El mismo año presenta Manet su misteriosa obra de Arte Almuerzo en el estudio. La obra rezuma misterio por todas partes. La genialidad de Manet es componer el conjunto más característico de su Arte peculiar: ni clásico ni moderno, ni romántico ni impresionista, ni mediocre ni reconocido...   Sólo Manet y su Arte genial; lo que le hace ser un pintor universal y extraordinario. En un estudio, no en una cocina ni en un comedor ni en un salón, aparecen tres -otra vez tres- personajes familiares para describir una escena misteriosa. ¿Es costumbrista, es hogareña, es familiar la escena? Es de nuevo una tríada, la inevitable de la vida social y familiar que domina por entonces: el hombre padre productor de bienes y seguridad; la madre servidora cariñosa y entregada; el hijo promesa de futuro y objeto de toda atención personal de sus progenitores. La figura vanidosa y orgullosa del joven contrasta con las desdibujadas figuras del fondo, ahora pendientes del sentido alegórico de un futuro prometedor... Pero, sin embargo, el pintor situaría  a la izquierda un casco de armadura que, apoyado junto a armas ya ineficaces, representa el extinto poder de un mundo inútil y vencido. Vanagloria fatua de una vida pasajera. Más misterio para entrelazar la tríada defendida y rechazada -su lealtad a una familia protegida, su propia indecisión y su incapacidad para aceptar lo inaceptable- y justificar así una escena tan moderna como a la vez tan antigua o desmerecedora. Unos gestos modernistas mezclados ahora con los más tradicionales de un mundo ya perdido o por perderse.

====

**Enunciado 1**
Según el fragmento sobre el Almuerzo en el estudio de Manet, ¿qué representa el casco de armadura situado a la izquierda? Explícalo en una a tres oraciones.
El listado que sigue no guarda ninguna relación con el fragmento sobre Manet.

[Listados de regiones anotadas]

====

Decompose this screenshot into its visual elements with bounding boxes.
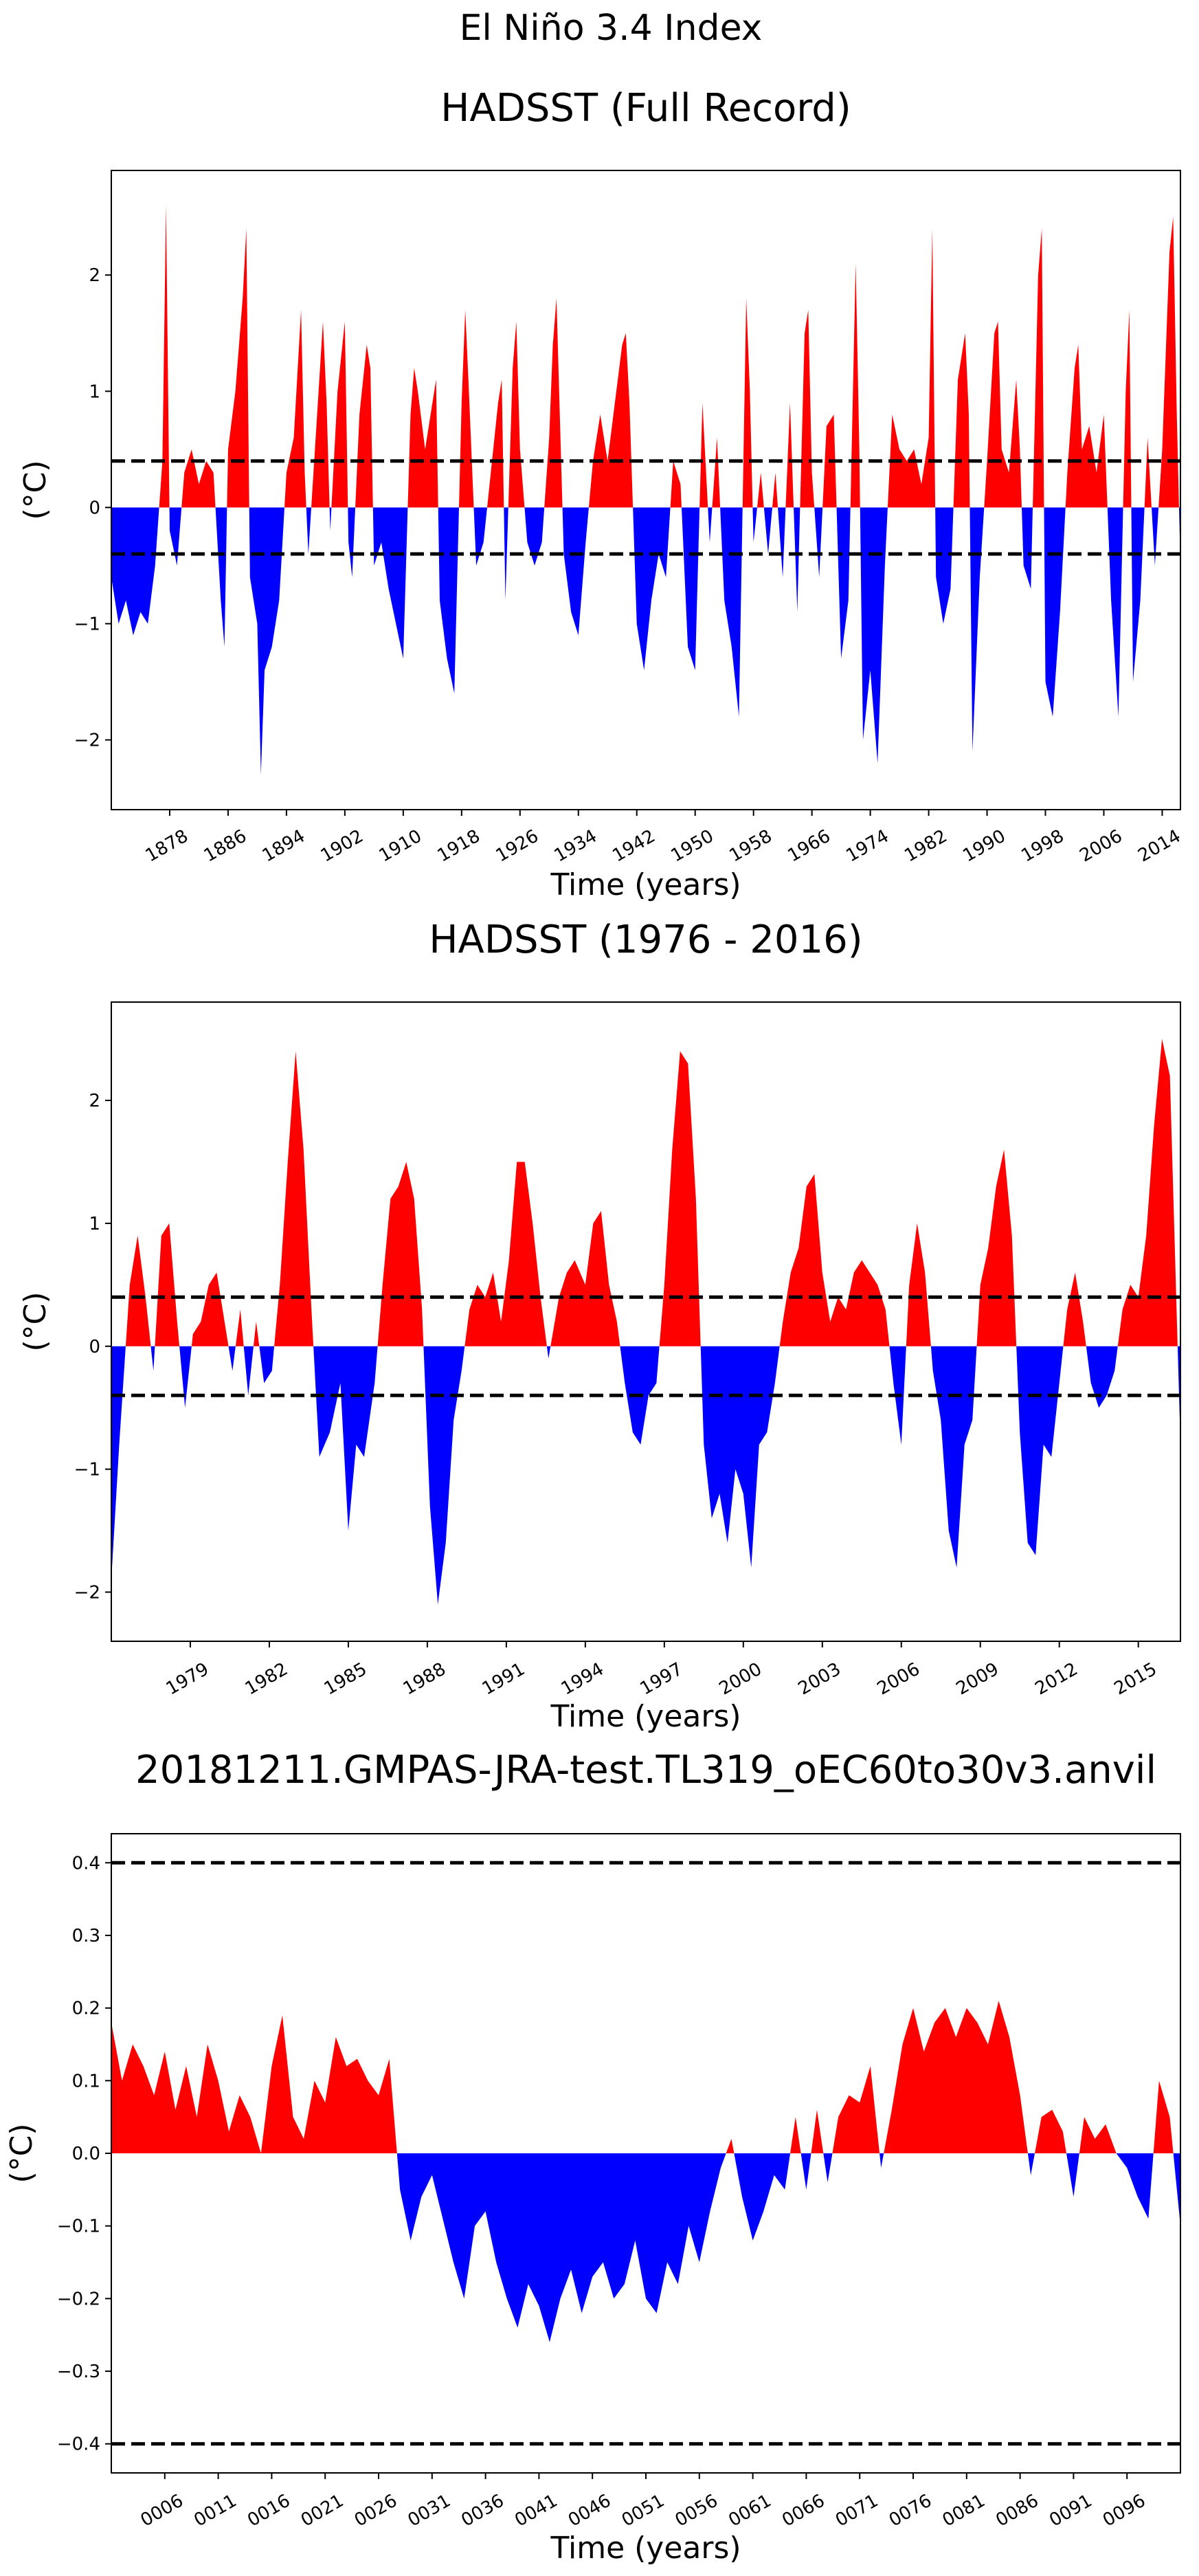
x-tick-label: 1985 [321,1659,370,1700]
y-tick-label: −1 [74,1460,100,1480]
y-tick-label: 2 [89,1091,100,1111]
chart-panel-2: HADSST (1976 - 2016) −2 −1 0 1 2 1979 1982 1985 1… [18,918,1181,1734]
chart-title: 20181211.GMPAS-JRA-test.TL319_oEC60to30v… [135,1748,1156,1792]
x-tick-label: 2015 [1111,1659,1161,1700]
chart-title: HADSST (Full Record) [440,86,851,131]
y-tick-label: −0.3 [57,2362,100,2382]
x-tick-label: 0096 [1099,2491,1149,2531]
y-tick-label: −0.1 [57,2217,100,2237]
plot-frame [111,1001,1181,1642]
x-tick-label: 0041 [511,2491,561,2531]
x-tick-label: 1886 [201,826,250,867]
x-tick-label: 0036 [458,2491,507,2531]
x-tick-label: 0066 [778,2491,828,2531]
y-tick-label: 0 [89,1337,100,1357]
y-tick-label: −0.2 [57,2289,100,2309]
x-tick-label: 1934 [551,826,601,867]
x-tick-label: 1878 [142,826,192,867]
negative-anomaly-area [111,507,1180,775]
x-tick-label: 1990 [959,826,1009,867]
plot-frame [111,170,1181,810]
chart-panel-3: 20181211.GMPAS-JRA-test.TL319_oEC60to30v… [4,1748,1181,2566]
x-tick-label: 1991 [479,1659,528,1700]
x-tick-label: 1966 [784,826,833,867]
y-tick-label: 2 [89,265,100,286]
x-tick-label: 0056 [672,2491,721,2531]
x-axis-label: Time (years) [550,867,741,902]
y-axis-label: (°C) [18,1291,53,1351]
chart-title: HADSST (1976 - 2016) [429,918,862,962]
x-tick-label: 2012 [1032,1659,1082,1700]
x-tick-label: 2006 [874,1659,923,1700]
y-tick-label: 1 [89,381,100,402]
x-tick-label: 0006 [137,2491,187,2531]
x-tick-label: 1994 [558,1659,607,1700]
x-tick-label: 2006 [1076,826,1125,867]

====

**Enunciado 2**
Reproduce sin cambios el tramo del listado de regiones anotadas que empieza en la línea que contiene "x-tick-label: 1985 [321,1659,370,1700]" y termina en la que contiene "y-tick-label: 0 [89,1337,100,1357]", con ambas líneas incluidas.

**Respuesta escrita 1**
El casco de armadura, apoyado junto a armas ya ineficaces, representa el extinto poder de un mundo inútil y vencido. El fragmento lo describe también como vanagloria fatua de una vida pasajera, que añade más misterio a la escena.

**Respuesta escrita 2**
x-tick-label: 1985 [321,1659,370,1700]
y-tick-label: −1 [74,1460,100,1480]
y-tick-label: 2 [89,1091,100,1111]
chart-panel-2: HADSST (1976 - 2016) −2 −1 0 1 2 1979 1982 1985 1… [18,918,1181,1734]
chart-title: 20181211.GMPAS-JRA-test.TL319_oEC60to30v… [135,1748,1156,1792]
x-tick-label: 2015 [1111,1659,1161,1700]
chart-title: HADSST (Full Record) [440,86,851,131]
y-tick-label: −0.3 [57,2362,100,2382]
x-tick-label: 0096 [1099,2491,1149,2531]
y-tick-label: −0.1 [57,2217,100,2237]
plot-frame [111,1001,1181,1642]
x-tick-label: 0041 [511,2491,561,2531]
x-tick-label: 1886 [201,826,250,867]
x-tick-label: 0036 [458,2491,507,2531]
x-tick-label: 0066 [778,2491,828,2531]
y-tick-label: 0 [89,1337,100,1357]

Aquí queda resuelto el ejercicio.